** Start ENTRIES **

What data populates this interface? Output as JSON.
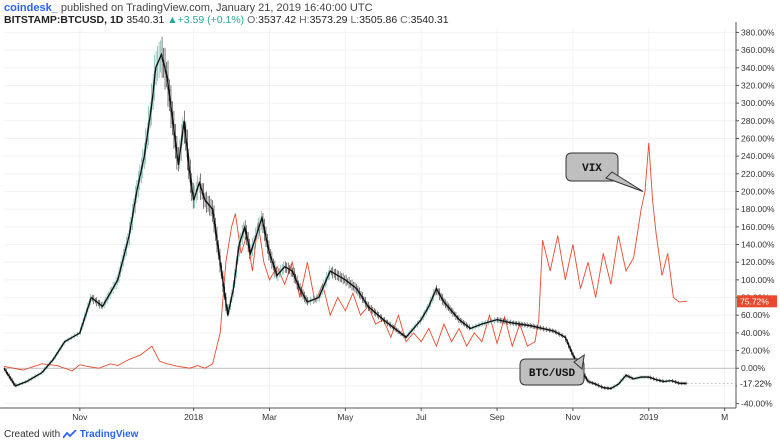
{
  "header": {
    "user": "coindesk_",
    "published": "published on TradingView.com, January 21, 2019 16:40:00 UTC",
    "symbol": "BITSTAMP:BTCUSD, 1D",
    "last": "3540.31",
    "change_arrow": "▲",
    "change": "+3.59 (+0.1%)",
    "o_label": "O:",
    "o": "3537.42",
    "h_label": "H:",
    "h": "3573.29",
    "l_label": "L:",
    "l": "3505.86",
    "c_label": "C:",
    "c": "3540.31"
  },
  "footer": {
    "prefix": "Created with",
    "brand": "TradingView",
    "icon": "tradingview-logo-icon"
  },
  "colors": {
    "vix": "#e8492f",
    "btc": "#111111",
    "candle_up": "#5aa79c",
    "candle_down": "#222222",
    "grid": "#f2f2f2",
    "zero_line": "#b0b0b0"
  },
  "chart_data": {
    "type": "line",
    "yaxis": {
      "position": "right",
      "unit": "%",
      "ylim": [
        -45,
        385
      ],
      "ticks": [
        380,
        360,
        340,
        320,
        300,
        280,
        260,
        240,
        220,
        200,
        180,
        160,
        140,
        120,
        100,
        80,
        60,
        40,
        20,
        0,
        -20,
        -40
      ],
      "tick_labels": [
        "380.00%",
        "360.00%",
        "340.00%",
        "320.00%",
        "300.00%",
        "280.00%",
        "260.00%",
        "240.00%",
        "220.00%",
        "200.00%",
        "180.00%",
        "160.00%",
        "140.00%",
        "120.00%",
        "100.00%",
        "80.00%",
        "60.00%",
        "40.00%",
        "20.00%",
        "0.00%",
        "-20.00%",
        "-40.00%"
      ]
    },
    "xaxis": {
      "labels": [
        "Nov",
        "2018",
        "Mar",
        "May",
        "Jul",
        "Sep",
        "Nov",
        "2019",
        "M"
      ],
      "label_pos": [
        1.0,
        4.0,
        6.0,
        8.0,
        10.0,
        12.0,
        14.0,
        16.0,
        18.0
      ],
      "xlim": [
        -1.0,
        18.3
      ]
    },
    "grid": true,
    "series": [
      {
        "name": "VIX",
        "final_label": "75.72%",
        "x": [
          -1.0,
          -0.5,
          0.0,
          0.4,
          0.8,
          1.0,
          1.2,
          1.5,
          1.8,
          2.0,
          2.3,
          2.6,
          2.9,
          3.1,
          3.3,
          3.6,
          3.9,
          4.1,
          4.3,
          4.5,
          4.7,
          4.85,
          5.0,
          5.1,
          5.25,
          5.4,
          5.55,
          5.7,
          5.85,
          6.0,
          6.2,
          6.4,
          6.6,
          6.8,
          7.0,
          7.2,
          7.4,
          7.6,
          7.8,
          8.0,
          8.2,
          8.4,
          8.6,
          8.8,
          9.0,
          9.2,
          9.4,
          9.6,
          9.8,
          10.0,
          10.2,
          10.4,
          10.6,
          10.8,
          11.0,
          11.2,
          11.4,
          11.6,
          11.8,
          12.0,
          12.2,
          12.4,
          12.6,
          12.8,
          13.0,
          13.1,
          13.2,
          13.4,
          13.6,
          13.8,
          14.0,
          14.2,
          14.4,
          14.6,
          14.8,
          15.0,
          15.2,
          15.4,
          15.6,
          15.8,
          15.9,
          16.0,
          16.1,
          16.2,
          16.35,
          16.5,
          16.65,
          16.8,
          17.0
        ],
        "y": [
          2,
          -2,
          5,
          3,
          -3,
          4,
          2,
          0,
          5,
          3,
          10,
          15,
          25,
          8,
          5,
          2,
          0,
          3,
          0,
          5,
          40,
          120,
          160,
          175,
          130,
          150,
          110,
          165,
          120,
          100,
          115,
          95,
          120,
          80,
          120,
          75,
          95,
          60,
          80,
          65,
          85,
          60,
          70,
          50,
          55,
          35,
          60,
          30,
          40,
          30,
          45,
          25,
          50,
          30,
          45,
          25,
          40,
          30,
          60,
          28,
          58,
          25,
          50,
          25,
          30,
          55,
          145,
          110,
          150,
          100,
          140,
          90,
          120,
          80,
          130,
          95,
          150,
          110,
          125,
          180,
          200,
          255,
          190,
          150,
          105,
          130,
          80,
          75,
          75.72
        ]
      },
      {
        "name": "BTC/USD",
        "final_label": "-17.22%",
        "x": [
          -1.0,
          -0.7,
          -0.4,
          0.0,
          0.3,
          0.6,
          1.0,
          1.3,
          1.6,
          2.0,
          2.3,
          2.5,
          2.7,
          2.9,
          3.0,
          3.15,
          3.3,
          3.45,
          3.6,
          3.75,
          3.9,
          4.0,
          4.15,
          4.3,
          4.5,
          4.7,
          4.9,
          5.05,
          5.2,
          5.35,
          5.5,
          5.65,
          5.8,
          6.0,
          6.2,
          6.4,
          6.6,
          6.8,
          7.0,
          7.3,
          7.6,
          8.0,
          8.3,
          8.6,
          9.0,
          9.3,
          9.6,
          10.0,
          10.2,
          10.4,
          10.6,
          10.8,
          11.0,
          11.3,
          11.6,
          12.0,
          12.3,
          12.6,
          12.9,
          13.2,
          13.5,
          13.8,
          14.0,
          14.2,
          14.4,
          14.6,
          14.8,
          15.0,
          15.2,
          15.4,
          15.6,
          15.8,
          16.0,
          16.2,
          16.4,
          16.6,
          16.8,
          17.0
        ],
        "y": [
          0,
          -20,
          -15,
          -5,
          10,
          30,
          40,
          80,
          70,
          100,
          150,
          200,
          240,
          300,
          340,
          355,
          330,
          280,
          230,
          280,
          220,
          190,
          210,
          190,
          180,
          120,
          60,
          90,
          140,
          160,
          130,
          150,
          170,
          130,
          105,
          115,
          110,
          90,
          75,
          80,
          110,
          100,
          90,
          70,
          55,
          45,
          35,
          55,
          70,
          90,
          75,
          65,
          55,
          45,
          50,
          55,
          52,
          50,
          48,
          45,
          42,
          35,
          15,
          0,
          -15,
          -18,
          -22,
          -23,
          -18,
          -8,
          -12,
          -10,
          -10,
          -13,
          -15,
          -14,
          -17,
          -17.22
        ]
      }
    ],
    "annotations": [
      {
        "text": "VIX",
        "target": [
          15.85,
          200
        ]
      },
      {
        "text": "BTC/USD",
        "target": [
          14.3,
          15
        ]
      }
    ]
  }
}
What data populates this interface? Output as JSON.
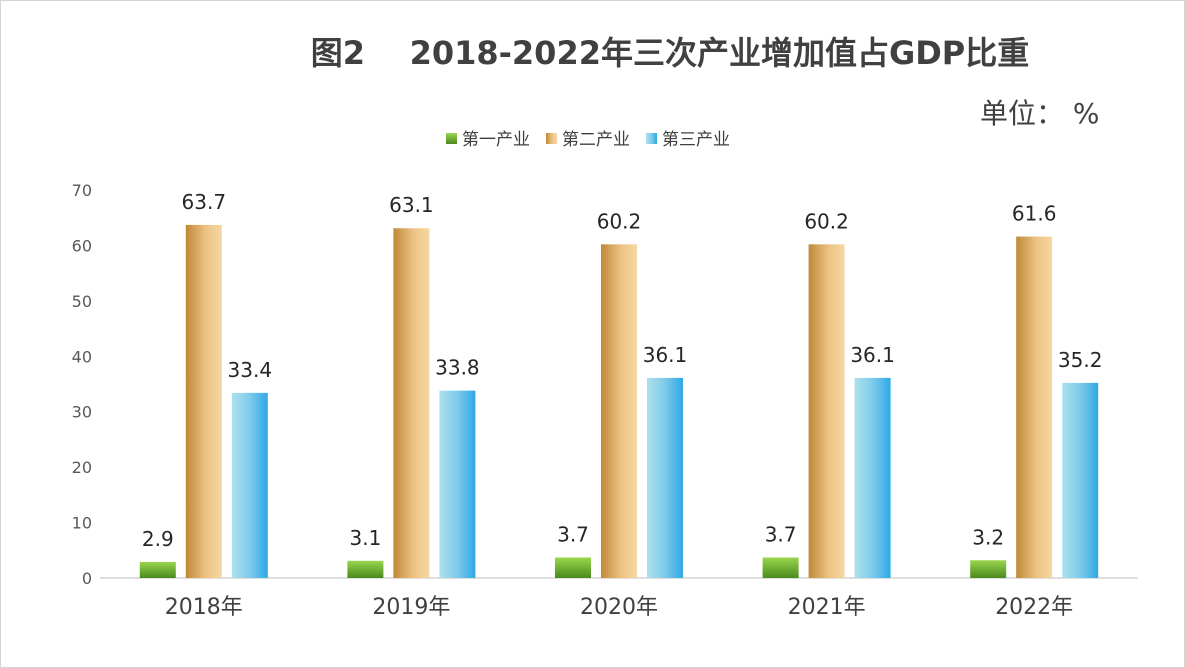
{
  "title": "图2    2018-2022年三次产业增加值占GDP比重",
  "unit": "单位： %",
  "chart_data": {
    "type": "bar",
    "title": "图2    2018-2022年三次产业增加值占GDP比重",
    "unit_label": "单位： %",
    "categories": [
      "2018年",
      "2019年",
      "2020年",
      "2021年",
      "2022年"
    ],
    "series": [
      {
        "name": "第一产业",
        "values": [
          2.9,
          3.1,
          3.7,
          3.7,
          3.2
        ],
        "color": "#6fae2e"
      },
      {
        "name": "第二产业",
        "values": [
          63.7,
          63.1,
          60.2,
          60.2,
          61.6
        ],
        "color": "#d9a45a"
      },
      {
        "name": "第三产业",
        "values": [
          33.4,
          33.8,
          36.1,
          36.1,
          35.2
        ],
        "color": "#4cb4e6"
      }
    ],
    "ylim": [
      0,
      70
    ],
    "yticks": [
      0,
      10,
      20,
      30,
      40,
      50,
      60,
      70
    ],
    "legend_position": "top-center",
    "grid": false,
    "data_labels": true
  }
}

** End ENTRIES **

=== TASK ===
Copy all the entries word for word. Omit any pictures.

=== EXPECTED OUTPUT ===
What data populates this interface? Output as JSON.
{
  "header": {
    "user": "coindesk_",
    "published": "published on TradingView.com, January 21, 2019 16:40:00 UTC",
    "symbol": "BITSTAMP:BTCUSD, 1D",
    "last": "3540.31",
    "change_arrow": "▲",
    "change": "+3.59 (+0.1%)",
    "o_label": "O:",
    "o": "3537.42",
    "h_label": "H:",
    "h": "3573.29",
    "l_label": "L:",
    "l": "3505.86",
    "c_label": "C:",
    "c": "3540.31"
  },
  "footer": {
    "prefix": "Created with",
    "brand": "TradingView",
    "icon": "tradingview-logo-icon"
  },
  "colors": {
    "vix": "#e8492f",
    "btc": "#111111",
    "candle_up": "#5aa79c",
    "candle_down": "#222222",
    "grid": "#f2f2f2",
    "zero_line": "#b0b0b0"
  },
  "chart_data": {
    "type": "line",
    "yaxis": {
      "position": "right",
      "unit": "%",
      "ylim": [
        -45,
        385
      ],
      "ticks": [
        380,
        360,
        340,
        320,
        300,
        280,
        260,
        240,
        220,
        200,
        180,
        160,
        140,
        120,
        100,
        80,
        60,
        40,
        20,
        0,
        -20,
        -40
      ],
      "tick_labels": [
        "380.00%",
        "360.00%",
        "340.00%",
        "320.00%",
        "300.00%",
        "280.00%",
        "260.00%",
        "240.00%",
        "220.00%",
        "200.00%",
        "180.00%",
        "160.00%",
        "140.00%",
        "120.00%",
        "100.00%",
        "80.00%",
        "60.00%",
        "40.00%",
        "20.00%",
        "0.00%",
        "-20.00%",
        "-40.00%"
      ]
    },
    "xaxis": {
      "labels": [
        "Nov",
        "2018",
        "Mar",
        "May",
        "Jul",
        "Sep",
        "Nov",
        "2019",
        "M"
      ],
      "label_pos": [
        1.0,
        4.0,
        6.0,
        8.0,
        10.0,
        12.0,
        14.0,
        16.0,
        18.0
      ],
      "xlim": [
        -1.0,
        18.3
      ]
    },
    "grid": true,
    "series": [
      {
        "name": "VIX",
        "final_label": "75.72%",
        "x": [
          -1.0,
          -0.5,
          0.0,
          0.4,
          0.8,
          1.0,
          1.2,
          1.5,
          1.8,
          2.0,
          2.3,
          2.6,
          2.9,
          3.1,
          3.3,
          3.6,
          3.9,
          4.1,
          4.3,
          4.5,
          4.7,
          4.85,
          5.0,
          5.1,
          5.25,
          5.4,
          5.55,
          5.7,
          5.85,
          6.0,
          6.2,
          6.4,
          6.6,
          6.8,
          7.0,
          7.2,
          7.4,
          7.6,
          7.8,
          8.0,
          8.2,
          8.4,
          8.6,
          8.8,
          9.0,
          9.2,
          9.4,
          9.6,
          9.8,
          10.0,
          10.2,
          10.4,
          10.6,
          10.8,
          11.0,
          11.2,
          11.4,
          11.6,
          11.8,
          12.0,
          12.2,
          12.4,
          12.6,
          12.8,
          13.0,
          13.1,
          13.2,
          13.4,
          13.6,
          13.8,
          14.0,
          14.2,
          14.4,
          14.6,
          14.8,
          15.0,
          15.2,
          15.4,
          15.6,
          15.8,
          15.9,
          16.0,
          16.1,
          16.2,
          16.35,
          16.5,
          16.65,
          16.8,
          17.0
        ],
        "y": [
          2,
          -2,
          5,
          3,
          -3,
          4,
          2,
          0,
          5,
          3,
          10,
          15,
          25,
          8,
          5,
          2,
          0,
          3,
          0,
          5,
          40,
          120,
          160,
          175,
          130,
          150,
          110,
          165,
          120,
          100,
          115,
          95,
          120,
          80,
          120,
          75,
          95,
          60,
          80,
          65,
          85,
          60,
          70,
          50,
          55,
          35,
          60,
          30,
          40,
          30,
          45,
          25,
          50,
          30,
          45,
          25,
          40,
          30,
          60,
          28,
          58,
          25,
          50,
          25,
          30,
          55,
          145,
          110,
          150,
          100,
          140,
          90,
          120,
          80,
          130,
          95,
          150,
          110,
          125,
          180,
          200,
          255,
          190,
          150,
          105,
          130,
          80,
          75,
          75.72
        ]
      },
      {
        "name": "BTC/USD",
        "final_label": "-17.22%",
        "x": [
          -1.0,
          -0.7,
          -0.4,
          0.0,
          0.3,
          0.6,
          1.0,
          1.3,
          1.6,
          2.0,
          2.3,
          2.5,
          2.7,
          2.9,
          3.0,
          3.15,
          3.3,
          3.45,
          3.6,
          3.75,
          3.9,
          4.0,
          4.15,
          4.3,
          4.5,
          4.7,
          4.9,
          5.05,
          5.2,
          5.35,
          5.5,
          5.65,
          5.8,
          6.0,
          6.2,
          6.4,
          6.6,
          6.8,
          7.0,
          7.3,
          7.6,
          8.0,
          8.3,
          8.6,
          9.0,
          9.3,
          9.6,
          10.0,
          10.2,
          10.4,
          10.6,
          10.8,
          11.0,
          11.3,
          11.6,
          12.0,
          12.3,
          12.6,
          12.9,
          13.2,
          13.5,
          13.8,
          14.0,
          14.2,
          14.4,
          14.6,
          14.8,
          15.0,
          15.2,
          15.4,
          15.6,
          15.8,
          16.0,
          16.2,
          16.4,
          16.6,
          16.8,
          17.0
        ],
        "y": [
          0,
          -20,
          -15,
          -5,
          10,
          30,
          40,
          80,
          70,
          100,
          150,
          200,
          240,
          300,
          340,
          355,
          330,
          280,
          230,
          280,
          220,
          190,
          210,
          190,
          180,
          120,
          60,
          90,
          140,
          160,
          130,
          150,
          170,
          130,
          105,
          115,
          110,
          90,
          75,
          80,
          110,
          100,
          90,
          70,
          55,
          45,
          35,
          55,
          70,
          90,
          75,
          65,
          55,
          45,
          50,
          55,
          52,
          50,
          48,
          45,
          42,
          35,
          15,
          0,
          -15,
          -18,
          -22,
          -23,
          -18,
          -8,
          -12,
          -10,
          -10,
          -13,
          -15,
          -14,
          -17,
          -17.22
        ]
      }
    ],
    "annotations": [
      {
        "text": "VIX",
        "target": [
          15.85,
          200
        ]
      },
      {
        "text": "BTC/USD",
        "target": [
          14.3,
          15
        ]
      }
    ]
  }
}
What data populates this interface? Output as JSON.
{
  "title": "图2    2018-2022年三次产业增加值占GDP比重",
  "unit": "单位： %",
  "chart_data": {
    "type": "bar",
    "title": "图2    2018-2022年三次产业增加值占GDP比重",
    "unit_label": "单位： %",
    "categories": [
      "2018年",
      "2019年",
      "2020年",
      "2021年",
      "2022年"
    ],
    "series": [
      {
        "name": "第一产业",
        "values": [
          2.9,
          3.1,
          3.7,
          3.7,
          3.2
        ],
        "color": "#6fae2e"
      },
      {
        "name": "第二产业",
        "values": [
          63.7,
          63.1,
          60.2,
          60.2,
          61.6
        ],
        "color": "#d9a45a"
      },
      {
        "name": "第三产业",
        "values": [
          33.4,
          33.8,
          36.1,
          36.1,
          35.2
        ],
        "color": "#4cb4e6"
      }
    ],
    "ylim": [
      0,
      70
    ],
    "yticks": [
      0,
      10,
      20,
      30,
      40,
      50,
      60,
      70
    ],
    "legend_position": "top-center",
    "grid": false,
    "data_labels": true
  }
}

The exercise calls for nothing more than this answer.